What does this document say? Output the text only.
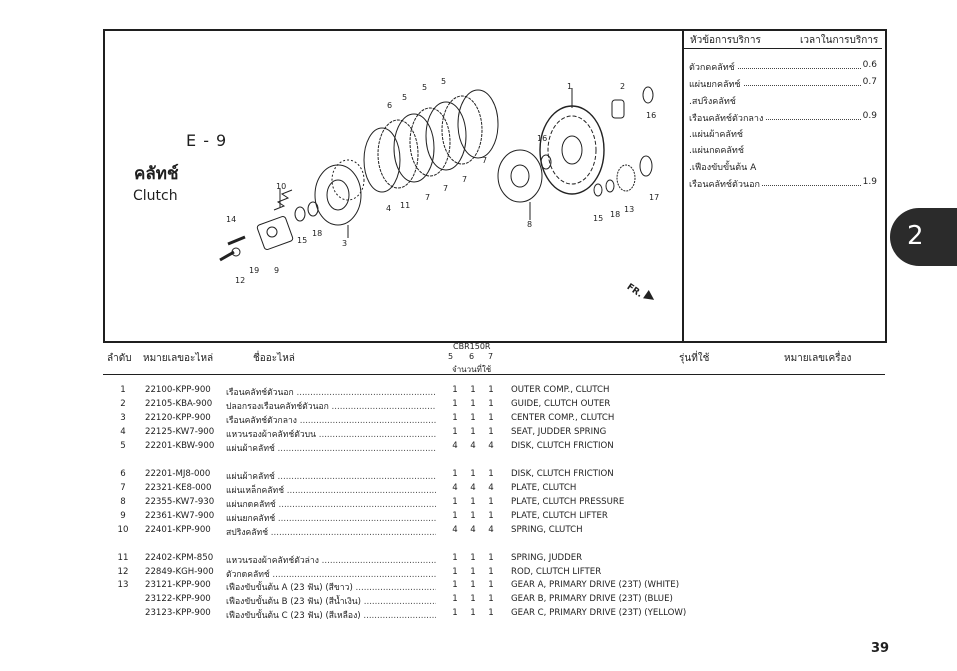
E - 9
คลัทช์
Clutch
1	2
3
4
5
5
5
6
7
7
7
7
8
9
10
11
12
13
14
15
15
16
16
17
18
18
19
FR.
หัวข้อการบริการ	เวลาในการบริการ
ตัวกดคลัทช์	0.6
แผ่นยกคลัทช์	0.7
.สปริงคลัทช์
เรือนคลัทช์ตัวกลาง	0.9
.แผ่นผ้าคลัทช์
.แผ่นกดคลัทช์
.เฟืองขับขั้นต้น A
เรือนคลัทช์ตัวนอก	1.9
2
ลำดับ หมายเลขอะไหล่	ชื่ออะไหล่
CBR150R
5 6 7
จำนวนที่ใช้
รุ่นที่ใช้	หมายเลขเครื่อง
1	22100-KPP-900 เรือนคลัทช์ตัวนอก .....	1 1 1 OUTER COMP., CLUTCH
2	22105-KBA-900 ปลอกรองเรือนคลัทช์ตัวนอก .....	1 1 1 GUIDE, CLUTCH OUTER
3	22120-KPP-900 เรือนคลัทช์ตัวกลาง .....	1 1 1 CENTER COMP., CLUTCH
4	22125-KW7-900 แหวนรองผ้าคลัทช์ตัวบน .....	1 1 1 SEAT, JUDDER SPRING
5	22201-KBW-900 แผ่นผ้าคลัทช์ .....	4 4 4 DISK, CLUTCH FRICTION
6	22201-MJ8-000 แผ่นผ้าคลัทช์ .....	1 1 1 DISK, CLUTCH FRICTION
7	22321-KE8-000 แผ่นเหล็กคลัทช์ .....	4 4 4 PLATE, CLUTCH
8	22355-KW7-930 แผ่นกดคลัทช์ .....	1 1 1 PLATE, CLUTCH PRESSURE
9	22361-KW7-900 แผ่นยกคลัทช์ .....	1 1 1 PLATE, CLUTCH LIFTER
10 22401-KPP-900 สปริงคลัทช์ .....	4 4 4 SPRING, CLUTCH
11 22402-KPM-850 แหวนรองผ้าคลัทช์ตัวล่าง .....	1 1 1 SPRING, JUDDER
12 22849-KGH-900 ตัวกดคลัทช์ .....	1 1 1 ROD, CLUTCH LIFTER
13 23121-KPP-900 เฟืองขับขั้นต้น A (23 ฟัน) (สีขาว) .....	1 1 1 GEAR A, PRIMARY DRIVE (23T) (WHITE)
23122-KPP-900 เฟืองขับขั้นต้น B (23 ฟัน) (สีน้ำเงิน) .....	1 1 1 GEAR B, PRIMARY DRIVE (23T) (BLUE)
23123-KPP-900 เฟืองขับขั้นต้น C (23 ฟัน) (สีเหลือง) .....	1 1 1 GEAR C, PRIMARY DRIVE (23T) (YELLOW)
39
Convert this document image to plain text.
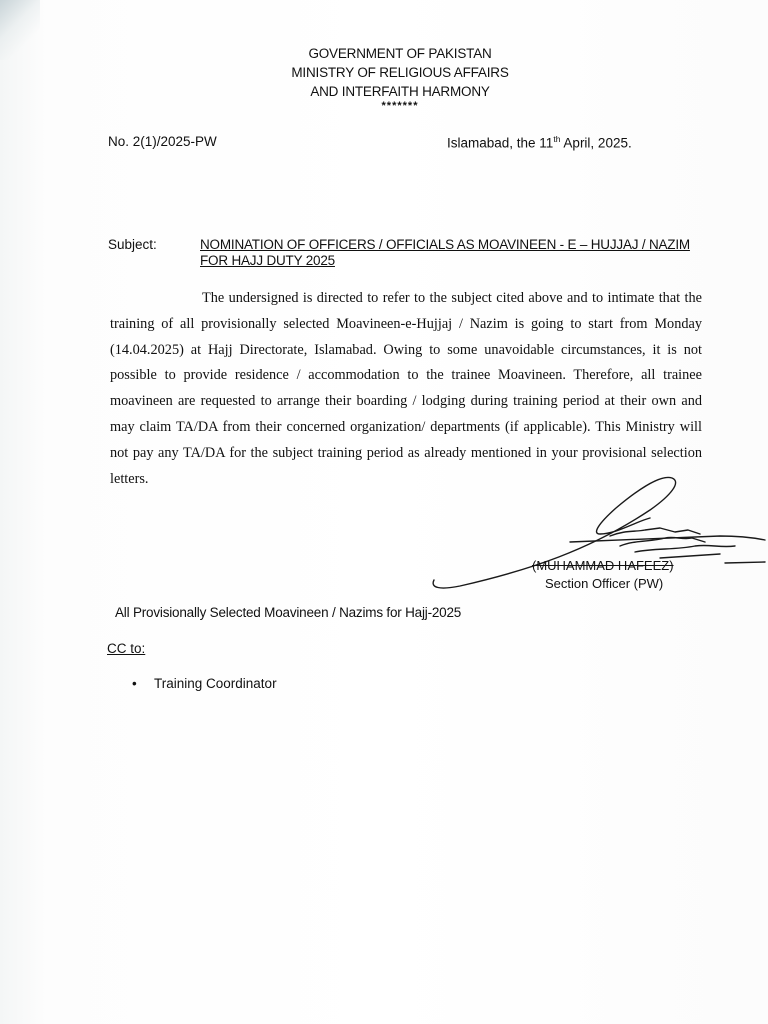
GOVERNMENT OF PAKISTAN
MINISTRY OF RELIGIOUS AFFAIRS
AND INTERFAITH HARMONY
*******
No. 2(1)/2025-PW	Islamabad, the 11th April, 2025.
Subject:	NOMINATION OF OFFICERS / OFFICIALS AS MOAVINEEN - E – HUJJAJ / NAZIM FOR HAJJ DUTY 2025
The undersigned is directed to refer to the subject cited above and to intimate that the training of all provisionally selected Moavineen-e-Hujjaj / Nazim is going to start from Monday (14.04.2025) at Hajj Directorate, Islamabad. Owing to some unavoidable circumstances, it is not possible to provide residence / accommodation to the trainee Moavineen. Therefore, all trainee moavineen are requested to arrange their boarding / lodging during training period at their own and may claim TA/DA from their concerned organization/ departments (if applicable). This Ministry will not pay any TA/DA for the subject training period as already mentioned in your provisional selection letters.
(MUHAMMAD HAFEEZ)
Section Officer (PW)
All Provisionally Selected Moavineen / Nazims for Hajj-2025
CC to:
• Training Coordinator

**********

(TO DO):
How many of the lines above hold "JUDDER"? Answer with only the number.

(ANSWER TO THIS EXERCISE):
2